Repeat the rows from the start through the line with "The reference image of front", swapping "vehicle" for "car" and leaving everything else unchanged. Leave the pictures out of your answer.

__________________________________________________

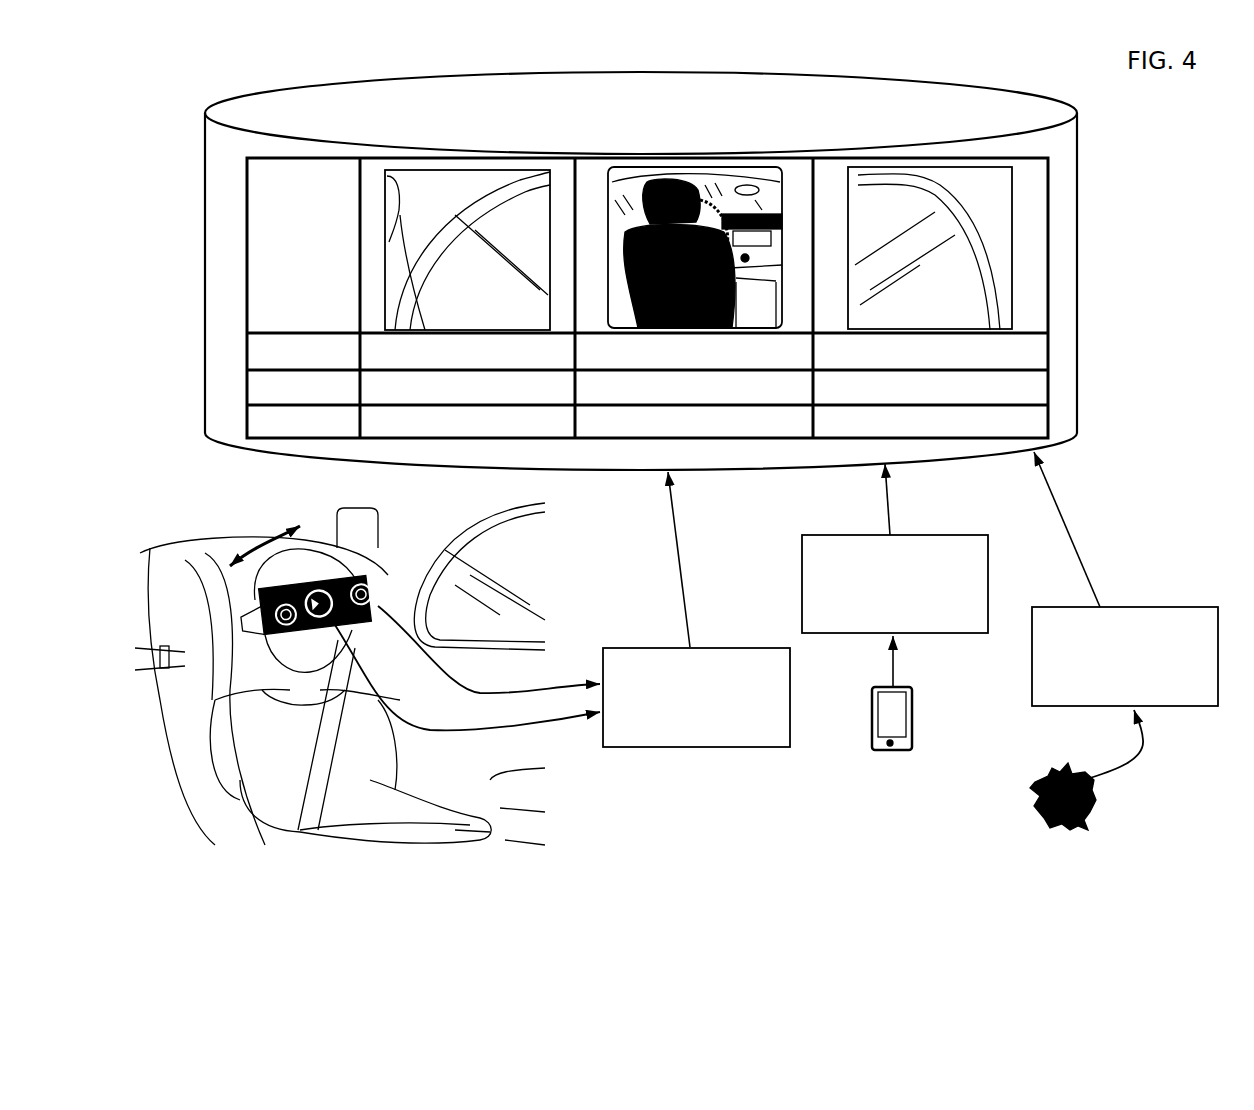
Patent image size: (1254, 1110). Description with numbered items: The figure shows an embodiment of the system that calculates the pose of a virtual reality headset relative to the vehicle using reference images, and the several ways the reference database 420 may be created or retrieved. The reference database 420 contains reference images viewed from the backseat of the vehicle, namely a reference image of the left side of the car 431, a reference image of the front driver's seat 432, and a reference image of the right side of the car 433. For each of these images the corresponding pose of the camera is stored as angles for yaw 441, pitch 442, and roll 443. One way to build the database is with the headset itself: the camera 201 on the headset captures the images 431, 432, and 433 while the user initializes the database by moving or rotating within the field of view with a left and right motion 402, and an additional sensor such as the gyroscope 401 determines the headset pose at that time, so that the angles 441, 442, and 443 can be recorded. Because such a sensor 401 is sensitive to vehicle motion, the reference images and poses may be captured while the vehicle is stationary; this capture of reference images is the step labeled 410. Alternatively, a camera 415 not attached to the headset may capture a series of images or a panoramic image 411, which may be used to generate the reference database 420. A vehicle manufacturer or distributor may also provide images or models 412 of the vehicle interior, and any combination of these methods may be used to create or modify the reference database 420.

The reference database 420 is at (1078, 268).
The reference image of left side of car 431 is at (436, 170).
The reference image of front driver's seat 432 is at (672, 165).
The reference image of right side of car 433 is at (896, 168).
The yaw 441 is at (247, 351).
The pitch 442 is at (247, 385).
The roll 443 is at (247, 421).
The gyroscope 401 is at (322, 585).
The left and right motion 402 is at (283, 560).
The camera 201 is at (365, 598).
The capture reference images step 410 is at (705, 747).
The panoramic image 411 is at (802, 568).
The images or models of vehicle interior 412 is at (1190, 607).
The camera not attached to headset 415 is at (896, 752).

__________________________________________________

— RESULT OF THE EXERCISE —
Patent image size: (1254, 1110). Description with numbered items: The figure shows an embodiment of the system that calculates the pose of a virtual reality headset relative to the car using reference images, and the several ways the reference database 420 may be created or retrieved. The reference database 420 contains reference images viewed from the backseat of the car, namely a reference image of the left side of the car 431, a reference image of the front driver's seat 432, and a reference image of the right side of the car 433. For each of these images the corresponding pose of the camera is stored as angles for yaw 441, pitch 442, and roll 443. One way to build the database is with the headset itself: the camera 201 on the headset captures the images 431, 432, and 433 while the user initializes the database by moving or rotating within the field of view with a left and right motion 402, and an additional sensor such as the gyroscope 401 determines the headset pose at that time, so that the angles 441, 442, and 443 can be recorded. Because such a sensor 401 is sensitive to car motion, the reference images and poses may be captured while the car is stationary; this capture of reference images is the step labeled 410. Alternatively, a camera 415 not attached to the headset may capture a series of images or a panoramic image 411, which may be used to generate the reference database 420. A car manufacturer or distributor may also provide images or models 412 of the car interior, and any combination of these methods may be used to create or modify the reference database 420.

The reference database 420 is at (1078, 268).
The reference image of left side of car 431 is at (436, 170).
The reference image of front driver's seat 432 is at (672, 165).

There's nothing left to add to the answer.